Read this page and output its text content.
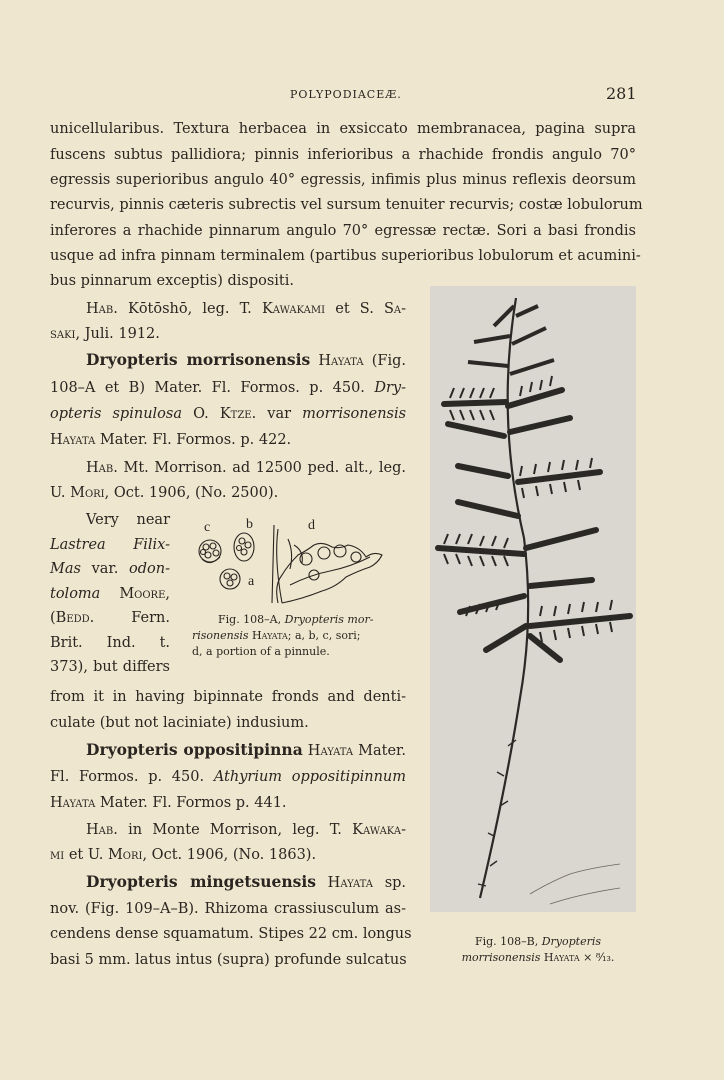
POLYPODIACEÆ.	281
unicellularibus. Textura herbacea in exsiccato membranacea, pagina supra
fuscens subtus pallidiora; pinnis inferioribus a rhachide frondis angulo 70°
egressis superioribus angulo 40° egressis, infimis plus minus reflexis deorsum
recurvis, pinnis cæteris subrectis vel sursum tenuiter recurvis; costæ lobulorum
inferores a rhachide pinnarum angulo 70° egressæ rectæ. Sori a basi frondis
usque ad infra pinnam terminalem (partibus superioribus lobulorum et acumini-
bus pinnarum exceptis) dispositi.
Hab. Kōtōshō, leg. T. Kawakami et S. Sa-
saki, Juli. 1912.
Dryopteris morrisonensis Hayata (Fig.
108–A et B) Mater. Fl. Formos. p. 450. Dry-
opteris spinulosa O. Ktze. var morrisonensis
Hayata Mater. Fl. Formos. p. 422.
Hab. Mt. Morrison. ad 12500 ped. alt., leg.
U. Mori, Oct. 1906, (No. 2500).
Very near
Lastrea Filix-
Mas var. odon-
toloma Moore,
(Bedd.	Fern.
Brit. Ind. t.
373), but differs
c	b
a
d
Fig. 108–A, Dryopteris mor-
risonensis Hayata; a, b, c, sori;
d, a portion of a pinnule.
from it in having bipinnate fronds and denti-
culate (but not laciniate) indusium.
Dryopteris oppositipinna Hayata Mater.
Fl. Formos. p. 450. Athyrium oppositipinnum
Hayata Mater. Fl. Formos p. 441.
Hab. in Monte Morrison, leg. T. Kawaka-
mi et U. Mori, Oct. 1906, (No. 1863).
Dryopteris mingetsuensis Hayata sp.
nov. (Fig. 109–A–B). Rhizoma crassiusculum as-
cendens dense squamatum. Stipes 22 cm. longus
basi 5 mm. latus intus (supra) profunde sulcatus
Fig. 108–B, Dryopteris
morrisonensis Hayata × ⁸⁄₁₃.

****************************************

▶ [REQUEST]:
Return the material word for word. Pictures are not part of the copy.

▶ [FULL ANSWER]:
Read this page and output its text content.
POLYPODIACEÆ.	281
unicellularibus. Textura herbacea in exsiccato membranacea, pagina supra
fuscens subtus pallidiora; pinnis inferioribus a rhachide frondis angulo 70°
egressis superioribus angulo 40° egressis, infimis plus minus reflexis deorsum
recurvis, pinnis cæteris subrectis vel sursum tenuiter recurvis; costæ lobulorum
inferores a rhachide pinnarum angulo 70° egressæ rectæ. Sori a basi frondis
usque ad infra pinnam terminalem (partibus superioribus lobulorum et acumini-
bus pinnarum exceptis) dispositi.
Hab. Kōtōshō, leg. T. Kawakami et S. Sa-
saki, Juli. 1912.
Dryopteris morrisonensis Hayata (Fig.
108–A et B) Mater. Fl. Formos. p. 450. Dry-
opteris spinulosa O. Ktze. var morrisonensis
Hayata Mater. Fl. Formos. p. 422.
Hab. Mt. Morrison. ad 12500 ped. alt., leg.
U. Mori, Oct. 1906, (No. 2500).
Very near
Lastrea Filix-
Mas var. odon-
toloma Moore,
(Bedd.	Fern.
Brit. Ind. t.
373), but differs
c	b
a
d
Fig. 108–A, Dryopteris mor-
risonensis Hayata; a, b, c, sori;
d, a portion of a pinnule.
from it in having bipinnate fronds and denti-
culate (but not laciniate) indusium.
Dryopteris oppositipinna Hayata Mater.
Fl. Formos. p. 450. Athyrium oppositipinnum
Hayata Mater. Fl. Formos p. 441.
Hab. in Monte Morrison, leg. T. Kawaka-
mi et U. Mori, Oct. 1906, (No. 1863).
Dryopteris mingetsuensis Hayata sp.
nov. (Fig. 109–A–B). Rhizoma crassiusculum as-
cendens dense squamatum. Stipes 22 cm. longus
basi 5 mm. latus intus (supra) profunde sulcatus
Fig. 108–B, Dryopteris
morrisonensis Hayata × ⁸⁄₁₃.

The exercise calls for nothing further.